## DIRECTION:
Write out each line word for word. Drop pictures.

## PROVIDED ENTRIES:
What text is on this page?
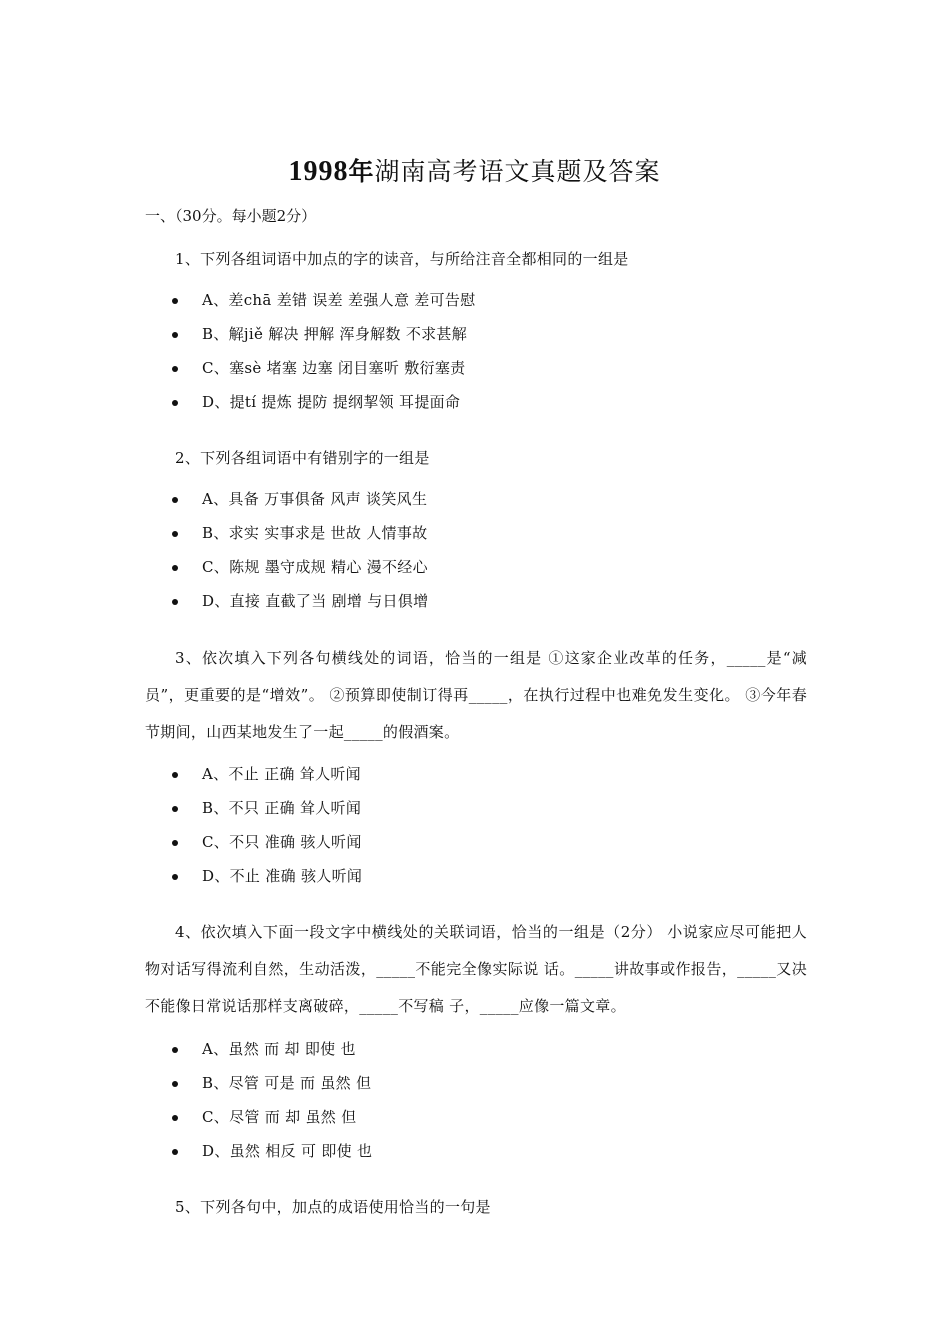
1998年湖南高考语文真题及答案
一、（30分。每小题2分）
1、下列各组词语中加点的字的读音，与所给注音全都相同的一组是
A、差chā 差错 误差 差强人意 差可告慰
B、解jiě 解决 押解 浑身解数 不求甚解
C、塞sè 堵塞 边塞 闭目塞听 敷衍塞责
D、提tí 提炼 提防 提纲挈领 耳提面命
2、下列各组词语中有错别字的一组是
A、具备 万事俱备 风声 谈笑风生
B、求实 实事求是 世故 人情事故
C、陈规 墨守成规 精心 漫不经心
D、直接 直截了当 剧增 与日俱增
3、依次填入下列各句横线处的词语，恰当的一组是 ①这家企业改革的任务，_____是“减员”，更重要的是“增效”。 ②预算即使制订得再_____，在执行过程中也难免发生变化。 ③今年春节期间，山西某地发生了一起_____的假酒案。
A、不止 正确 耸人听闻
B、不只 正确 耸人听闻
C、不只 准确 骇人听闻
D、不止 准确 骇人听闻
4、依次填入下面一段文字中横线处的关联词语，恰当的一组是（2分） 小说家应尽可能把人物对话写得流利自然，生动活泼，_____不能完全像实际说 话。_____讲故事或作报告，_____又决不能像日常说话那样支离破碎，_____不写稿 子，_____应像一篇文章。
A、虽然 而 却 即使 也
B、尽管 可是 而 虽然 但
C、尽管 而 却 虽然 但
D、虽然 相反 可 即使 也
5、下列各句中，加点的成语使用恰当的一句是
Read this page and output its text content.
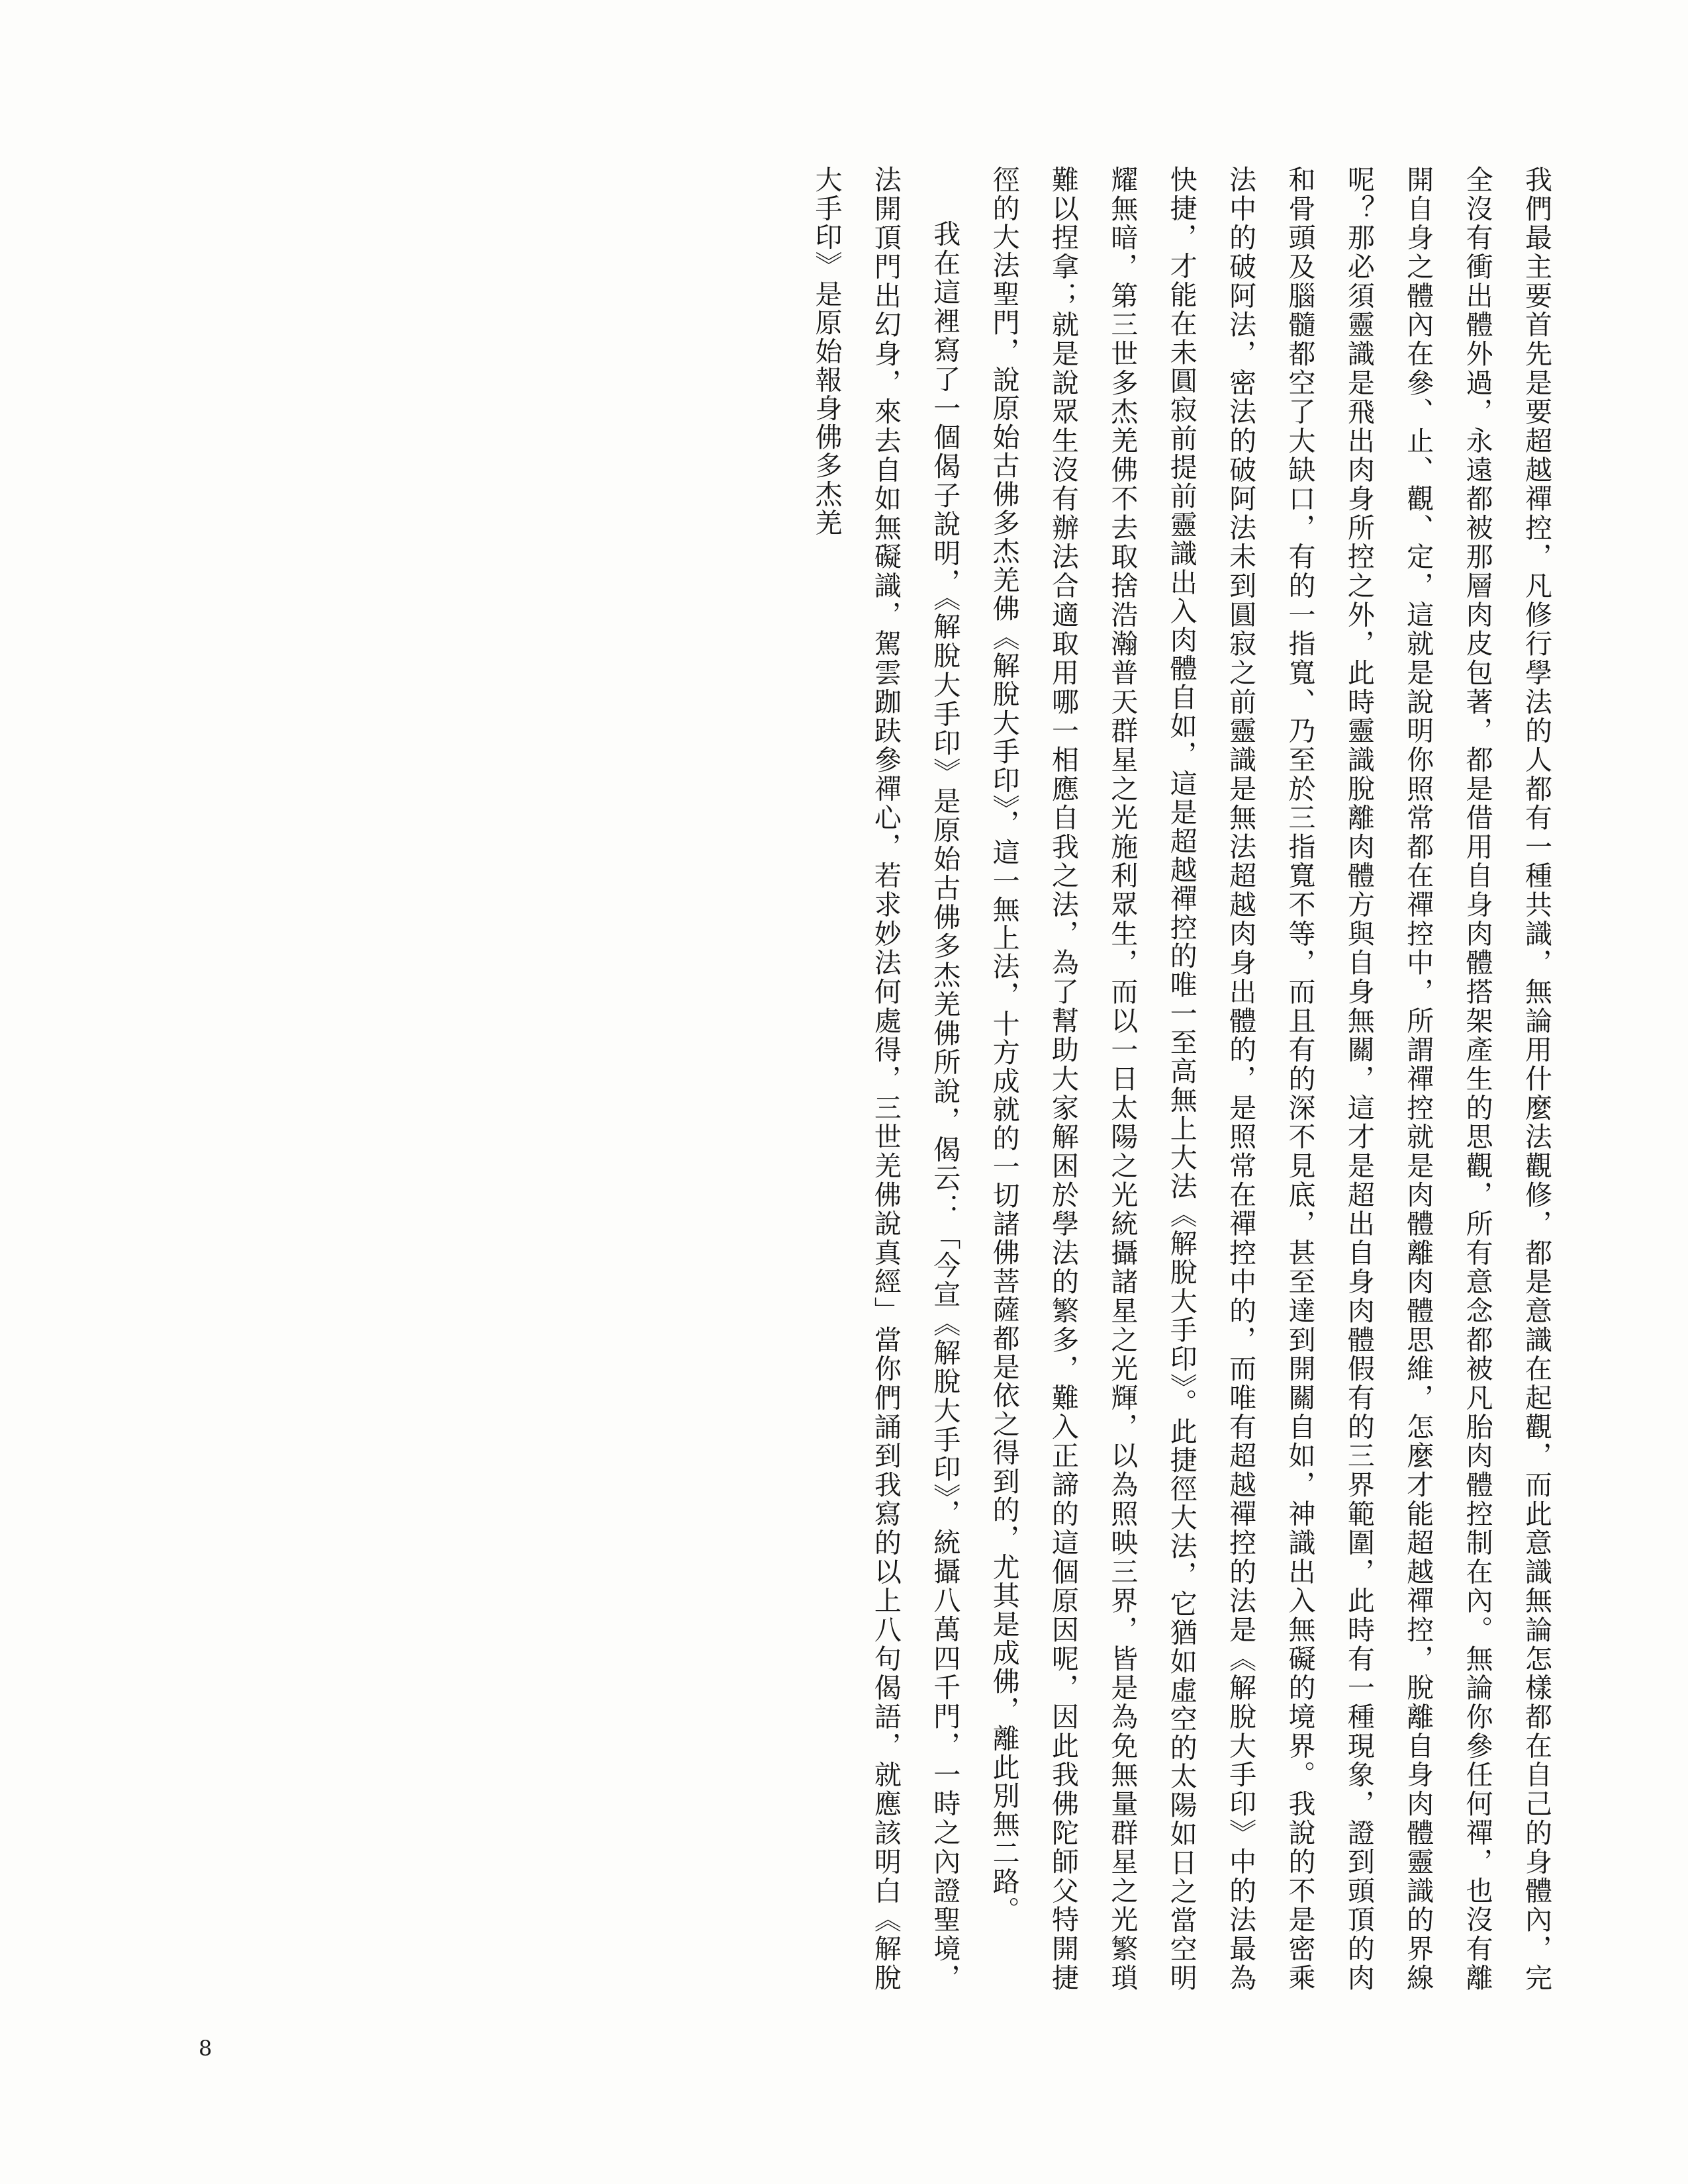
我們最主要首先是要超越禪控，凡修行學法的人都有一種共識，無論用什麼法觀修，都是意識在起觀，而此意識無論怎樣都在自己的身體內，完全沒有衝出體外過，永遠都被那層肉皮包著，都是借用自身肉體搭架產生的思觀，所有意念都被凡胎肉體控制在內。無論你參任何禪，也沒有離開自身之體內在參、止、觀、定，這就是說明你照常都在禪控中，所謂禪控就是肉體離肉體思維，怎麼才能超越禪控，脫離自身肉體靈識的界線呢？那必須靈識是飛出肉身所控之外，此時靈識脫離肉體方與自身無關，這才是超出自身肉體假有的三界範圍，此時有一種現象，證到頭頂的肉和骨頭及腦髓都空了大缺口，有的一指寬、乃至於三指寬不等，而且有的深不見底，甚至達到開關自如，神識出入無礙的境界。我說的不是密乘法中的破阿法，密法的破阿法未到圓寂之前靈識是無法超越肉身出體的，是照常在禪控中的，而唯有超越禪控的法是《解脫大手印》中的法最為快捷，才能在未圓寂前提前靈識出入肉體自如，這是超越禪控的唯一至高無上大法《解脫大手印》。此捷徑大法，它猶如虛空的太陽如日之當空明耀無暗，第三世多杰羌佛不去取捨浩瀚普天群星之光施利眾生，而以一日太陽之光統攝諸星之光輝，以為照映三界，皆是為免無量群星之光繁瑣難以捏拿；就是說眾生沒有辦法合適取用哪一相應自我之法，為了幫助大家解困於學法的繁多，難入正諦的這個原因呢，因此我佛陀師父特開捷徑的大法聖門，說原始古佛多杰羌佛《解脫大手印》，這一無上法，十方成就的一切諸佛菩薩都是依之得到的，尤其是成佛，離此別無二路。

我在這裡寫了一個偈子說明，《解脫大手印》是原始古佛多杰羌佛所說，偈云：「今宣《解脫大手印》，統攝八萬四千門，一時之內證聖境，法開頂門出幻身，來去自如無礙識，駕雲跏趺參禪心，若求妙法何處得，三世羌佛說真經」當你們誦到我寫的以上八句偈語，就應該明白《解脫大手印》是原始報身佛多杰羌

8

## TASK RESULT:
What text is on this page?
1998年湖南高考语文真题及答案
一、（30分。每小题2分）
1、下列各组词语中加点的字的读音，与所给注音全都相同的一组是
A、差chā 差错 误差 差强人意 差可告慰
B、解jiě 解决 押解 浑身解数 不求甚解
C、塞sè 堵塞 边塞 闭目塞听 敷衍塞责
D、提tí 提炼 提防 提纲挈领 耳提面命
2、下列各组词语中有错别字的一组是
A、具备 万事俱备 风声 谈笑风生
B、求实 实事求是 世故 人情事故
C、陈规 墨守成规 精心 漫不经心
D、直接 直截了当 剧增 与日俱增
3、依次填入下列各句横线处的词语，恰当的一组是 ①这家企业改革的任务，_____是“减员”，更重要的是“增效”。 ②预算即使制订得再_____，在执行过程中也难免发生变化。 ③今年春节期间，山西某地发生了一起_____的假酒案。
A、不止 正确 耸人听闻
B、不只 正确 耸人听闻
C、不只 准确 骇人听闻
D、不止 准确 骇人听闻
4、依次填入下面一段文字中横线处的关联词语，恰当的一组是（2分） 小说家应尽可能把人物对话写得流利自然，生动活泼，_____不能完全像实际说 话。_____讲故事或作报告，_____又决不能像日常说话那样支离破碎，_____不写稿 子，_____应像一篇文章。
A、虽然 而 却 即使 也
B、尽管 可是 而 虽然 但
C、尽管 而 却 虽然 但
D、虽然 相反 可 即使 也
5、下列各句中，加点的成语使用恰当的一句是
Read this page and output its text content.
我們最主要首先是要超越禪控，凡修行學法的人都有一種共識，無論用什麼法觀修，都是意識在起觀，而此意識無論怎樣都在自己的身體內，完全沒有衝出體外過，永遠都被那層肉皮包著，都是借用自身肉體搭架產生的思觀，所有意念都被凡胎肉體控制在內。無論你參任何禪，也沒有離開自身之體內在參、止、觀、定，這就是說明你照常都在禪控中，所謂禪控就是肉體離肉體思維，怎麼才能超越禪控，脫離自身肉體靈識的界線呢？那必須靈識是飛出肉身所控之外，此時靈識脫離肉體方與自身無關，這才是超出自身肉體假有的三界範圍，此時有一種現象，證到頭頂的肉和骨頭及腦髓都空了大缺口，有的一指寬、乃至於三指寬不等，而且有的深不見底，甚至達到開關自如，神識出入無礙的境界。我說的不是密乘法中的破阿法，密法的破阿法未到圓寂之前靈識是無法超越肉身出體的，是照常在禪控中的，而唯有超越禪控的法是《解脫大手印》中的法最為快捷，才能在未圓寂前提前靈識出入肉體自如，這是超越禪控的唯一至高無上大法《解脫大手印》。此捷徑大法，它猶如虛空的太陽如日之當空明耀無暗，第三世多杰羌佛不去取捨浩瀚普天群星之光施利眾生，而以一日太陽之光統攝諸星之光輝，以為照映三界，皆是為免無量群星之光繁瑣難以捏拿；就是說眾生沒有辦法合適取用哪一相應自我之法，為了幫助大家解困於學法的繁多，難入正諦的這個原因呢，因此我佛陀師父特開捷徑的大法聖門，說原始古佛多杰羌佛《解脫大手印》，這一無上法，十方成就的一切諸佛菩薩都是依之得到的，尤其是成佛，離此別無二路。

我在這裡寫了一個偈子說明，《解脫大手印》是原始古佛多杰羌佛所說，偈云：「今宣《解脫大手印》，統攝八萬四千門，一時之內證聖境，法開頂門出幻身，來去自如無礙識，駕雲跏趺參禪心，若求妙法何處得，三世羌佛說真經」當你們誦到我寫的以上八句偈語，就應該明白《解脫大手印》是原始報身佛多杰羌

8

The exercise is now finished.